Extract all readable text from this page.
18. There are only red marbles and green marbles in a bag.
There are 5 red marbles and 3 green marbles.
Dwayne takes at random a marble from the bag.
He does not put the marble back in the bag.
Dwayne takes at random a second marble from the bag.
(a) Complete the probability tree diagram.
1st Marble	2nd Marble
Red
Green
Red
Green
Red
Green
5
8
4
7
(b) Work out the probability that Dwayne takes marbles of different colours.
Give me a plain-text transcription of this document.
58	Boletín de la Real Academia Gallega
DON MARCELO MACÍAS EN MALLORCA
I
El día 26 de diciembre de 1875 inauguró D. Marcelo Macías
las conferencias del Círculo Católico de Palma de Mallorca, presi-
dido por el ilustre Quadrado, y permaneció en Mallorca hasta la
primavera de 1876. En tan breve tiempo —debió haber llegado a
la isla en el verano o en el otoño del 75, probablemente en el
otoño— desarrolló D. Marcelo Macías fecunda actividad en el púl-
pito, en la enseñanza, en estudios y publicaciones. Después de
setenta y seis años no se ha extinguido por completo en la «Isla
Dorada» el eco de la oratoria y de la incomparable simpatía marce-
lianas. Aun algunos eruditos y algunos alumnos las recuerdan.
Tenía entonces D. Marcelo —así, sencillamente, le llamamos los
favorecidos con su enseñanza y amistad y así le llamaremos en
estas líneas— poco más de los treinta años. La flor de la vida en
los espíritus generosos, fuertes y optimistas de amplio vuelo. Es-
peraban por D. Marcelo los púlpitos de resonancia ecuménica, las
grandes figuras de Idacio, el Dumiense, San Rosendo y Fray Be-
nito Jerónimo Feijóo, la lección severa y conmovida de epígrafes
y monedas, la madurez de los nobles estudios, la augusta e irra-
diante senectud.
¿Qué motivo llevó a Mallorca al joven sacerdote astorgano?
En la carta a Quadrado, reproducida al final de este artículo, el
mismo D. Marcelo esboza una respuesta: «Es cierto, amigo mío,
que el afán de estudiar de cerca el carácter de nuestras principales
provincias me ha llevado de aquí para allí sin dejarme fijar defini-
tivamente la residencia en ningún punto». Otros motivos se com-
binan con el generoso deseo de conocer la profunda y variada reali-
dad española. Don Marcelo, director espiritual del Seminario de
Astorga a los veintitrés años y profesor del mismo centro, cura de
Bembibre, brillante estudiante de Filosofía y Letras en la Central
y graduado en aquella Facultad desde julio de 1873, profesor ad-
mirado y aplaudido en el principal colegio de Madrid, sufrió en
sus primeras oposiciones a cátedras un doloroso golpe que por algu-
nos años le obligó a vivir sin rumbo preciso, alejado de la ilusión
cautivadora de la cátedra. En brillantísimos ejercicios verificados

|---|

Of the lines above, how many hold the word "from"? Say the number alone.

3